→ **DATA EXTRACTS**:
════════
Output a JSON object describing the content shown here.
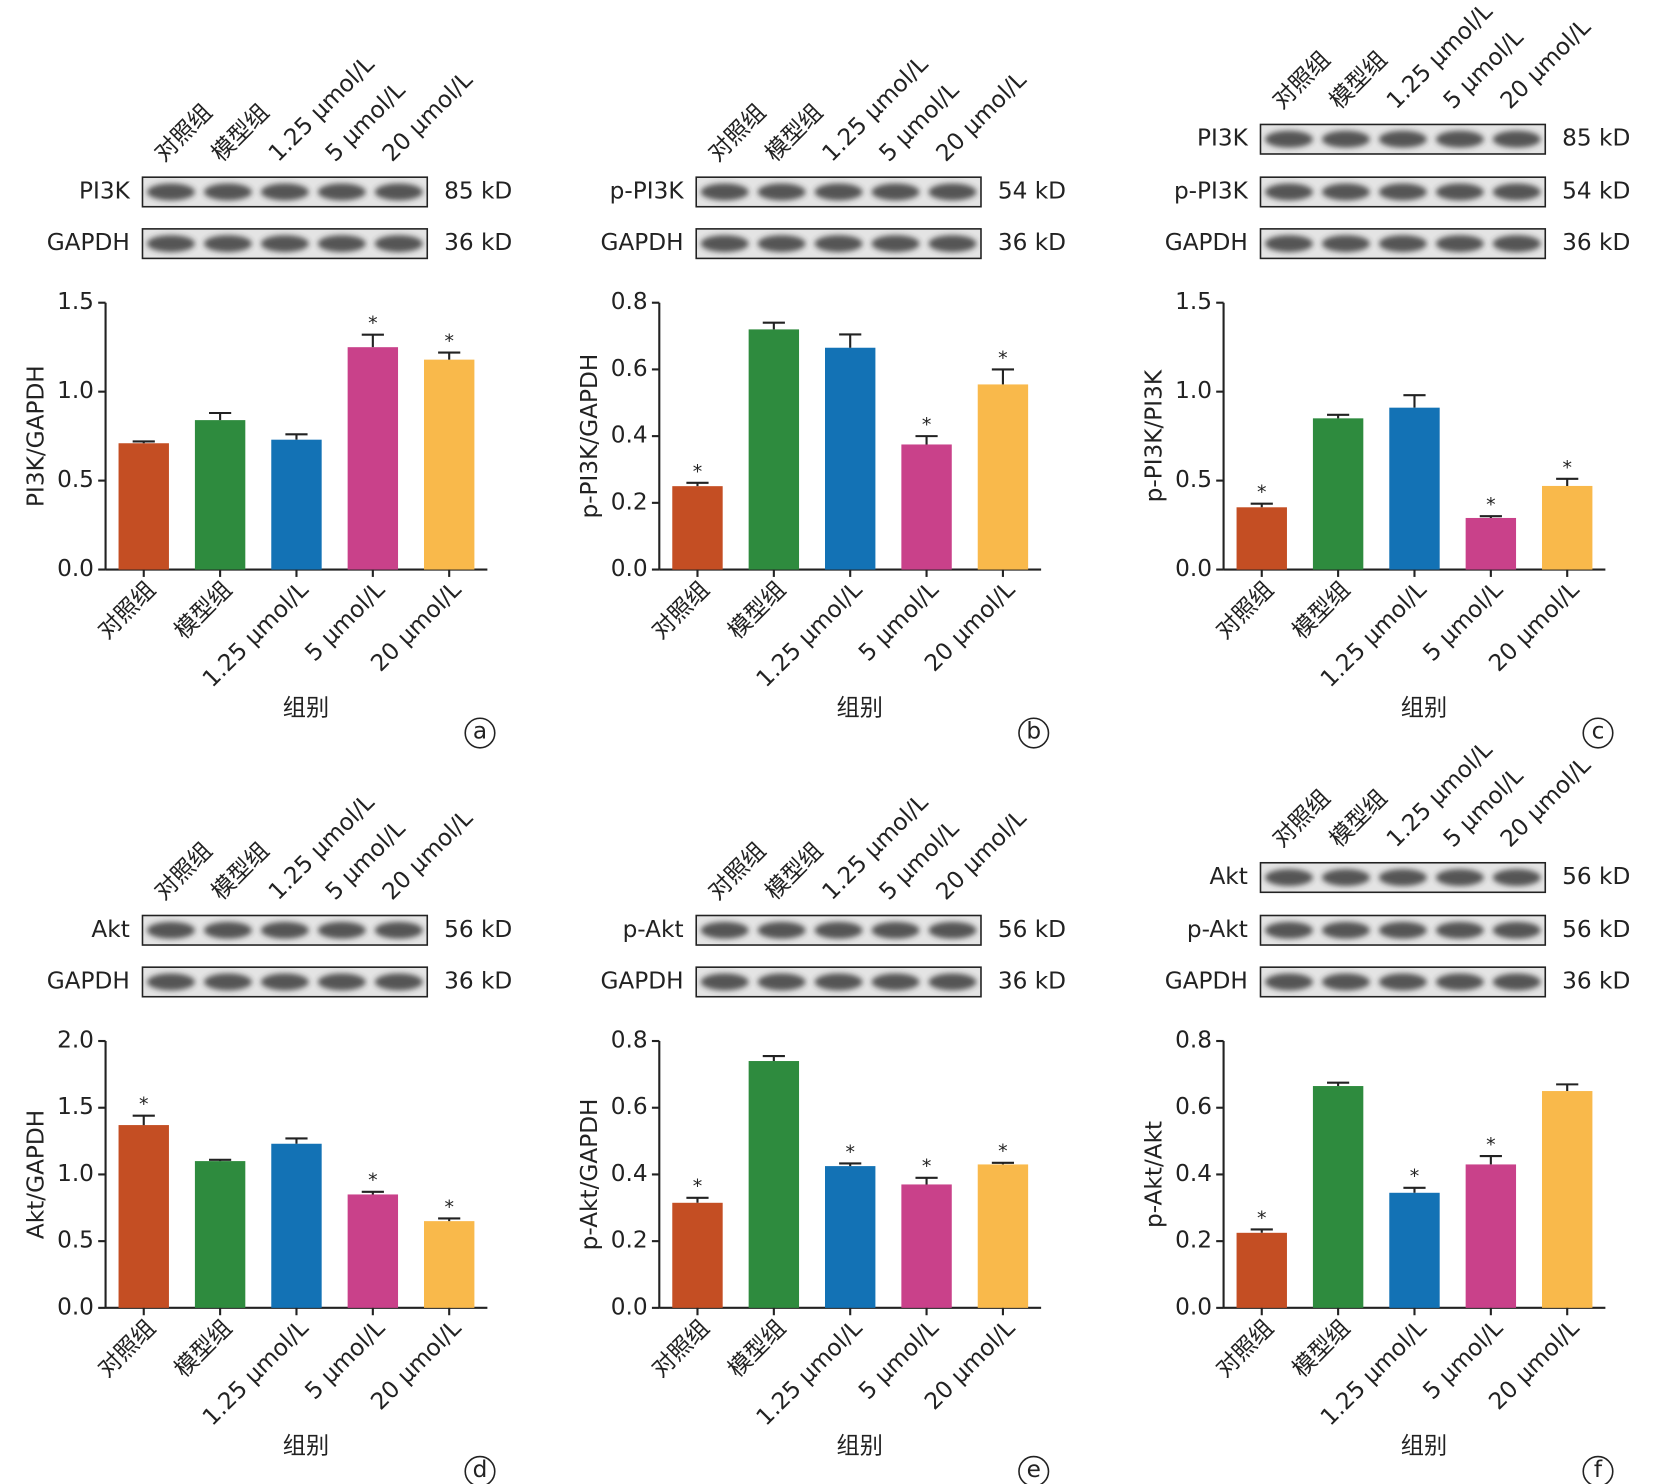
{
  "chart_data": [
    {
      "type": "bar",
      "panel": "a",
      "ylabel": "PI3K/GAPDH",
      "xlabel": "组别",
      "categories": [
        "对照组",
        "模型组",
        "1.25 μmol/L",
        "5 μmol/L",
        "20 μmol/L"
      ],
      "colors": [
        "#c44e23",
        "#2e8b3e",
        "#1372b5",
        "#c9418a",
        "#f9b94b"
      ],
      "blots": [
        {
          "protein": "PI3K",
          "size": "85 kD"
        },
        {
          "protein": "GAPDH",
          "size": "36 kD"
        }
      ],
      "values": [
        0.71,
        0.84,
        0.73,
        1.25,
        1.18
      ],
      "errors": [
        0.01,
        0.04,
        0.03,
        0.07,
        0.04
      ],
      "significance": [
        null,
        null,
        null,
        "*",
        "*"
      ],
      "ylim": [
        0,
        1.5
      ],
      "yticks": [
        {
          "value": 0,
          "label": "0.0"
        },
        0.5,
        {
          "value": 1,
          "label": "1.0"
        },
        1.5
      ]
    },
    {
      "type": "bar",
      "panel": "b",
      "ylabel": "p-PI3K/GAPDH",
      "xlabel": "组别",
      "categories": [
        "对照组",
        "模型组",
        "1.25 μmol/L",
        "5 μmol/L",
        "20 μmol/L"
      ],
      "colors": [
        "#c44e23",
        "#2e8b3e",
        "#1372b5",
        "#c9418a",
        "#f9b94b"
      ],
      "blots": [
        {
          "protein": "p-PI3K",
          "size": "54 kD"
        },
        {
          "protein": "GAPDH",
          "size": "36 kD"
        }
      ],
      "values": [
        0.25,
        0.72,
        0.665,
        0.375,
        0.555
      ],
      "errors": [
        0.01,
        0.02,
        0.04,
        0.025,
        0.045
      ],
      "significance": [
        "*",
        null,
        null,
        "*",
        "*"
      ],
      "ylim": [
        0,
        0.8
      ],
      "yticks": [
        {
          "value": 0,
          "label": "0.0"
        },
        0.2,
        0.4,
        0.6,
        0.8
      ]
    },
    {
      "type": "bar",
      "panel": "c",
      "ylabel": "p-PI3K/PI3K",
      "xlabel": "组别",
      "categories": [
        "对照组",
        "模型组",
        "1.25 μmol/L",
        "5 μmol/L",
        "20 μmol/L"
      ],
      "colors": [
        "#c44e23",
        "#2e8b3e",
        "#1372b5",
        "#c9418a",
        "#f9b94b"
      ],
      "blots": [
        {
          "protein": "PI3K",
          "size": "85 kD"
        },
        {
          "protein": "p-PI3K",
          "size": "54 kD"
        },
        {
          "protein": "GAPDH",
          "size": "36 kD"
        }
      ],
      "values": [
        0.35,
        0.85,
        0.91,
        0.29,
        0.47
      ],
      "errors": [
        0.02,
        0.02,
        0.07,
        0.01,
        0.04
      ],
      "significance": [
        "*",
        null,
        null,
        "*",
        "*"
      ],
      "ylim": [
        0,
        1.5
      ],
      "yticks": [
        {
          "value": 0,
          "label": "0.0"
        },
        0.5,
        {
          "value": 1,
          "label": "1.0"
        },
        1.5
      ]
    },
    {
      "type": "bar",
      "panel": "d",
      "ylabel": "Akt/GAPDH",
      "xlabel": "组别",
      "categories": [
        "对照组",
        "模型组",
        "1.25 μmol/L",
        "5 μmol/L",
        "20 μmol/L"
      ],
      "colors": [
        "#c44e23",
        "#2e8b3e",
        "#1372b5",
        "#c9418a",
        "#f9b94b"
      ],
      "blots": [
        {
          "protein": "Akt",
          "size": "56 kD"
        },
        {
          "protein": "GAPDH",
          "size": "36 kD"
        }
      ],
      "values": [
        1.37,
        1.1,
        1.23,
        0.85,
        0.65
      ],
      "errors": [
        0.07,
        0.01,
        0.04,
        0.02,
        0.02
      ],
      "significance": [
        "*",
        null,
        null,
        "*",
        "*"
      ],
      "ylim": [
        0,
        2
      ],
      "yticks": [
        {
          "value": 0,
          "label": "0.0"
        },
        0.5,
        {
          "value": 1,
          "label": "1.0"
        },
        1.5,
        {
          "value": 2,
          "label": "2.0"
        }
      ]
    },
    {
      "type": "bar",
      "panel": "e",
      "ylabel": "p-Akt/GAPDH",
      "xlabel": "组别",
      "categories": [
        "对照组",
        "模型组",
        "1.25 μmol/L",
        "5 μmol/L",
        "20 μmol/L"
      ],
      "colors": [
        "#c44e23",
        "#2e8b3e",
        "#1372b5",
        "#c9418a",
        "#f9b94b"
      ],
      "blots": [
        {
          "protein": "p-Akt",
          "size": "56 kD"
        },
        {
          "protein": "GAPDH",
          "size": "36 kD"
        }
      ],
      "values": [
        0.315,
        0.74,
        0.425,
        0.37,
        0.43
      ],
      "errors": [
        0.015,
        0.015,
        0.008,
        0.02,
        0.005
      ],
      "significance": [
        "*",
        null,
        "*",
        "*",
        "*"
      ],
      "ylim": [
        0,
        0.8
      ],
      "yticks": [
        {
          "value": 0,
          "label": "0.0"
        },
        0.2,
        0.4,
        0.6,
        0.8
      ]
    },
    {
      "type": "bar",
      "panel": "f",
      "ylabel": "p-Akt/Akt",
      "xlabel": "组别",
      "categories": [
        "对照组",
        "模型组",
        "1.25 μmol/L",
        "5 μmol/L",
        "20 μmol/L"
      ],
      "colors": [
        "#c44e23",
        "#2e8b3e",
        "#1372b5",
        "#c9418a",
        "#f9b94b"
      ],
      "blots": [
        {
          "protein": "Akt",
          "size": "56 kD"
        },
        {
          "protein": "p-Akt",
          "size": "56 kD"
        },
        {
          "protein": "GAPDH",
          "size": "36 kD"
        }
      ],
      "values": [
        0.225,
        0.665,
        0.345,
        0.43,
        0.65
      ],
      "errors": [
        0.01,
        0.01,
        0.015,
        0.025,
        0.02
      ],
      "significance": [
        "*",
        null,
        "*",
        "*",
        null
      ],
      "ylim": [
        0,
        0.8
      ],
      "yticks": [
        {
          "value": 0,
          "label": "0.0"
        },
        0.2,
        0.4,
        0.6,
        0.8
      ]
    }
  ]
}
════════
→ **PROBLEM REQUIREMENTS**: Please output the listing above in full, exactly as given, without its images.

→ **SOLVED PROBLEM**:
Output a JSON object describing the content shown here.
{
  "chart_data": [
    {
      "type": "bar",
      "panel": "a",
      "ylabel": "PI3K/GAPDH",
      "xlabel": "组别",
      "categories": [
        "对照组",
        "模型组",
        "1.25 μmol/L",
        "5 μmol/L",
        "20 μmol/L"
      ],
      "colors": [
        "#c44e23",
        "#2e8b3e",
        "#1372b5",
        "#c9418a",
        "#f9b94b"
      ],
      "blots": [
        {
          "protein": "PI3K",
          "size": "85 kD"
        },
        {
          "protein": "GAPDH",
          "size": "36 kD"
        }
      ],
      "values": [
        0.71,
        0.84,
        0.73,
        1.25,
        1.18
      ],
      "errors": [
        0.01,
        0.04,
        0.03,
        0.07,
        0.04
      ],
      "significance": [
        null,
        null,
        null,
        "*",
        "*"
      ],
      "ylim": [
        0,
        1.5
      ],
      "yticks": [
        {
          "value": 0,
          "label": "0.0"
        },
        0.5,
        {
          "value": 1,
          "label": "1.0"
        },
        1.5
      ]
    },
    {
      "type": "bar",
      "panel": "b",
      "ylabel": "p-PI3K/GAPDH",
      "xlabel": "组别",
      "categories": [
        "对照组",
        "模型组",
        "1.25 μmol/L",
        "5 μmol/L",
        "20 μmol/L"
      ],
      "colors": [
        "#c44e23",
        "#2e8b3e",
        "#1372b5",
        "#c9418a",
        "#f9b94b"
      ],
      "blots": [
        {
          "protein": "p-PI3K",
          "size": "54 kD"
        },
        {
          "protein": "GAPDH",
          "size": "36 kD"
        }
      ],
      "values": [
        0.25,
        0.72,
        0.665,
        0.375,
        0.555
      ],
      "errors": [
        0.01,
        0.02,
        0.04,
        0.025,
        0.045
      ],
      "significance": [
        "*",
        null,
        null,
        "*",
        "*"
      ],
      "ylim": [
        0,
        0.8
      ],
      "yticks": [
        {
          "value": 0,
          "label": "0.0"
        },
        0.2,
        0.4,
        0.6,
        0.8
      ]
    },
    {
      "type": "bar",
      "panel": "c",
      "ylabel": "p-PI3K/PI3K",
      "xlabel": "组别",
      "categories": [
        "对照组",
        "模型组",
        "1.25 μmol/L",
        "5 μmol/L",
        "20 μmol/L"
      ],
      "colors": [
        "#c44e23",
        "#2e8b3e",
        "#1372b5",
        "#c9418a",
        "#f9b94b"
      ],
      "blots": [
        {
          "protein": "PI3K",
          "size": "85 kD"
        },
        {
          "protein": "p-PI3K",
          "size": "54 kD"
        },
        {
          "protein": "GAPDH",
          "size": "36 kD"
        }
      ],
      "values": [
        0.35,
        0.85,
        0.91,
        0.29,
        0.47
      ],
      "errors": [
        0.02,
        0.02,
        0.07,
        0.01,
        0.04
      ],
      "significance": [
        "*",
        null,
        null,
        "*",
        "*"
      ],
      "ylim": [
        0,
        1.5
      ],
      "yticks": [
        {
          "value": 0,
          "label": "0.0"
        },
        0.5,
        {
          "value": 1,
          "label": "1.0"
        },
        1.5
      ]
    },
    {
      "type": "bar",
      "panel": "d",
      "ylabel": "Akt/GAPDH",
      "xlabel": "组别",
      "categories": [
        "对照组",
        "模型组",
        "1.25 μmol/L",
        "5 μmol/L",
        "20 μmol/L"
      ],
      "colors": [
        "#c44e23",
        "#2e8b3e",
        "#1372b5",
        "#c9418a",
        "#f9b94b"
      ],
      "blots": [
        {
          "protein": "Akt",
          "size": "56 kD"
        },
        {
          "protein": "GAPDH",
          "size": "36 kD"
        }
      ],
      "values": [
        1.37,
        1.1,
        1.23,
        0.85,
        0.65
      ],
      "errors": [
        0.07,
        0.01,
        0.04,
        0.02,
        0.02
      ],
      "significance": [
        "*",
        null,
        null,
        "*",
        "*"
      ],
      "ylim": [
        0,
        2
      ],
      "yticks": [
        {
          "value": 0,
          "label": "0.0"
        },
        0.5,
        {
          "value": 1,
          "label": "1.0"
        },
        1.5,
        {
          "value": 2,
          "label": "2.0"
        }
      ]
    },
    {
      "type": "bar",
      "panel": "e",
      "ylabel": "p-Akt/GAPDH",
      "xlabel": "组别",
      "categories": [
        "对照组",
        "模型组",
        "1.25 μmol/L",
        "5 μmol/L",
        "20 μmol/L"
      ],
      "colors": [
        "#c44e23",
        "#2e8b3e",
        "#1372b5",
        "#c9418a",
        "#f9b94b"
      ],
      "blots": [
        {
          "protein": "p-Akt",
          "size": "56 kD"
        },
        {
          "protein": "GAPDH",
          "size": "36 kD"
        }
      ],
      "values": [
        0.315,
        0.74,
        0.425,
        0.37,
        0.43
      ],
      "errors": [
        0.015,
        0.015,
        0.008,
        0.02,
        0.005
      ],
      "significance": [
        "*",
        null,
        "*",
        "*",
        "*"
      ],
      "ylim": [
        0,
        0.8
      ],
      "yticks": [
        {
          "value": 0,
          "label": "0.0"
        },
        0.2,
        0.4,
        0.6,
        0.8
      ]
    },
    {
      "type": "bar",
      "panel": "f",
      "ylabel": "p-Akt/Akt",
      "xlabel": "组别",
      "categories": [
        "对照组",
        "模型组",
        "1.25 μmol/L",
        "5 μmol/L",
        "20 μmol/L"
      ],
      "colors": [
        "#c44e23",
        "#2e8b3e",
        "#1372b5",
        "#c9418a",
        "#f9b94b"
      ],
      "blots": [
        {
          "protein": "Akt",
          "size": "56 kD"
        },
        {
          "protein": "p-Akt",
          "size": "56 kD"
        },
        {
          "protein": "GAPDH",
          "size": "36 kD"
        }
      ],
      "values": [
        0.225,
        0.665,
        0.345,
        0.43,
        0.65
      ],
      "errors": [
        0.01,
        0.01,
        0.015,
        0.025,
        0.02
      ],
      "significance": [
        "*",
        null,
        "*",
        "*",
        null
      ],
      "ylim": [
        0,
        0.8
      ],
      "yticks": [
        {
          "value": 0,
          "label": "0.0"
        },
        0.2,
        0.4,
        0.6,
        0.8
      ]
    }
  ]
}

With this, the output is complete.